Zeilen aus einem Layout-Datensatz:
..............................

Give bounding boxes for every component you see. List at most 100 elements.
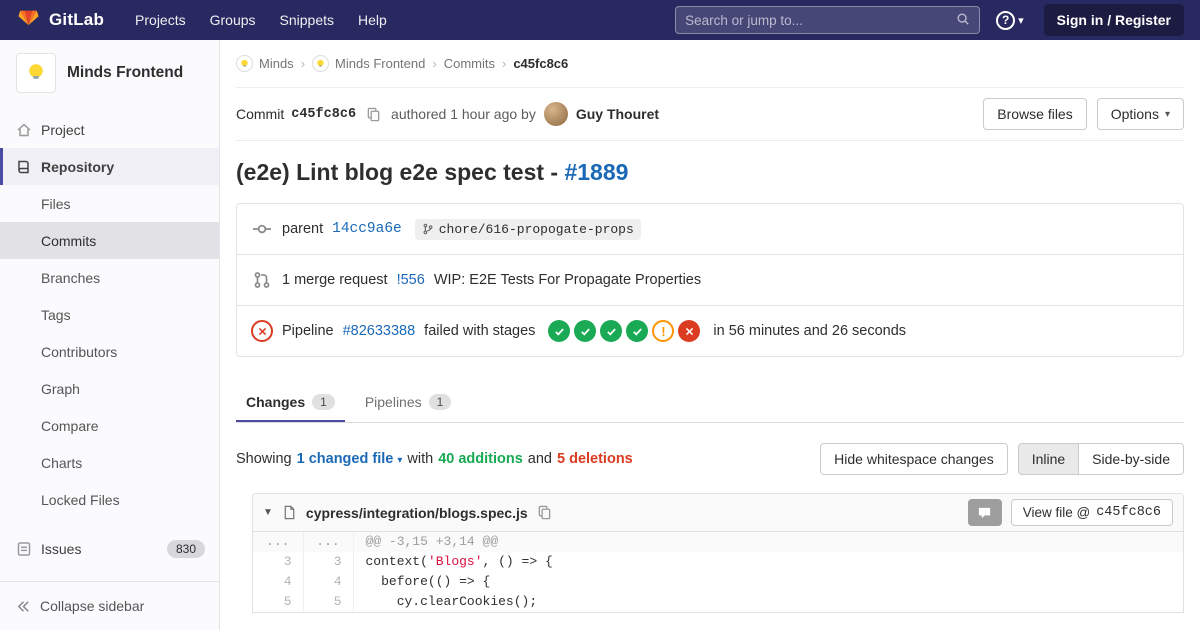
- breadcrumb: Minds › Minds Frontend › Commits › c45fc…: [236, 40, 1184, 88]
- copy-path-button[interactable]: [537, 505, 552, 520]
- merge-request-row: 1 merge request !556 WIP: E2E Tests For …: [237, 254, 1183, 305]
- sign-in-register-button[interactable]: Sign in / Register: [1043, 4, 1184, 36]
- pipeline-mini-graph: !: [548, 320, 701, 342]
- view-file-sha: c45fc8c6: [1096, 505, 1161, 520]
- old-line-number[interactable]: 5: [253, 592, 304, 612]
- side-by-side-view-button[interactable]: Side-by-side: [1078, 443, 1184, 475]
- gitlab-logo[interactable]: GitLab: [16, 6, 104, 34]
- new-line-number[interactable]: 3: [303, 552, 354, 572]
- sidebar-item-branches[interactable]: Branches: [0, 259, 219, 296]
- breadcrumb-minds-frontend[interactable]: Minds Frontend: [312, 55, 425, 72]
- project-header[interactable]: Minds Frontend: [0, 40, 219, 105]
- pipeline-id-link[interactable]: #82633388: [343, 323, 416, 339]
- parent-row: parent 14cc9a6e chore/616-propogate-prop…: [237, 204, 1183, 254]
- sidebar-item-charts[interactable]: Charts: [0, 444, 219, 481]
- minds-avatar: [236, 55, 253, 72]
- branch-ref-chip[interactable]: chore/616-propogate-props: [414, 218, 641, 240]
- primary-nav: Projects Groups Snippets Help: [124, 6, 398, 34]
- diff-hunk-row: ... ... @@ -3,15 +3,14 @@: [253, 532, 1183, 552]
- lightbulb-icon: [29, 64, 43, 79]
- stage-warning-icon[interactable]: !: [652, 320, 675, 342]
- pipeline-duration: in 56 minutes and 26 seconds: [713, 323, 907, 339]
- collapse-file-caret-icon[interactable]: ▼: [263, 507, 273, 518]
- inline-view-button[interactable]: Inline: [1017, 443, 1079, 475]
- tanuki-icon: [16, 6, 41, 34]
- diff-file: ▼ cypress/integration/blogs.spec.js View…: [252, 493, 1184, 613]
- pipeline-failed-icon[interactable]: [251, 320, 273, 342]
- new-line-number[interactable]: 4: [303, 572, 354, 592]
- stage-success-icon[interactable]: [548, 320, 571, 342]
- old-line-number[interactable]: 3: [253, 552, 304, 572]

..............................

Schreibe die Daten oben als JSON-Liste von Zeichenketten um, mit einer Zeichenkette pro Zeile und ohne Leerzeilen. Lass die Bildverweise dabei weg.

Ergebnis ::
[
  "Give bounding boxes for every component you see. List at most 100 elements.",
  "- breadcrumb: Minds › Minds Frontend › Commits › c45fc…: [236, 40, 1184, 88]",
  "- copy-path-button[interactable]: [537, 505, 552, 520]",
  "- merge-request-row: 1 merge request !556 WIP: E2E Tests For …: [237, 254, 1183, 305]",
  "- sign-in-register-button[interactable]: Sign in / Register: [1043, 4, 1184, 36]",
  "- pipeline-mini-graph: !: [548, 320, 701, 342]",
  "- view-file-sha: c45fc8c6: [1096, 505, 1161, 520]",
  "- old-line-number[interactable]: 5: [253, 592, 304, 612]",
  "- side-by-side-view-button[interactable]: Side-by-side: [1078, 443, 1184, 475]",
  "- gitlab-logo[interactable]: GitLab: [16, 6, 104, 34]",
  "- new-line-number[interactable]: 3: [303, 552, 354, 572]",
  "- sidebar-item-branches[interactable]: Branches: [0, 259, 219, 296]",
  "- breadcrumb-minds-frontend[interactable]: Minds Frontend: [312, 55, 425, 72]",
  "- project-header[interactable]: Minds Frontend: [0, 40, 219, 105]",
  "- pipeline-id-link[interactable]: #82633388: [343, 323, 416, 339]",
  "- parent-row: parent 14cc9a6e chore/616-propogate-prop…: [237, 204, 1183, 254]",
  "- sidebar-item-charts[interactable]: Charts: [0, 444, 219, 481]",
  "- minds-avatar: [236, 55, 253, 72]",
  "- branch-ref-chip[interactable]: chore/616-propogate-props: [414, 218, 641, 240]",
  "- primary-nav: Projects Groups Snippets Help: [124, 6, 398, 34]",
  "- diff-hunk-row: ... ... @@ -3,15 +3,14 @@: [253, 532, 1183, 552]",
  "- lightbulb-icon: [29, 64, 43, 79]",
  "- stage-warning-icon[interactable]: !: [652, 320, 675, 342]",
  "- pipeline-duration: in 56 minutes and 26 seconds: [713, 323, 907, 339]",
  "- collapse-file-caret-icon[interactable]: ▼: [263, 507, 273, 518]",
  "- inline-view-button[interactable]: Inline: [1017, 443, 1079, 475]",
  "- tanuki-icon: [16, 6, 41, 34]",
  "- diff-file: ▼ cypress/integration/blogs.spec.js View…: [252, 493, 1184, 613]",
  "- pipeline-failed-icon[interactable]: [251, 320, 273, 342]",
  "- new-line-number[interactable]: 4: [303, 572, 354, 592]",
  "- stage-success-icon[interactable]: [548, 320, 571, 342]",
  "- old-line-number[interactable]: 3: [253, 552, 304, 572]"
]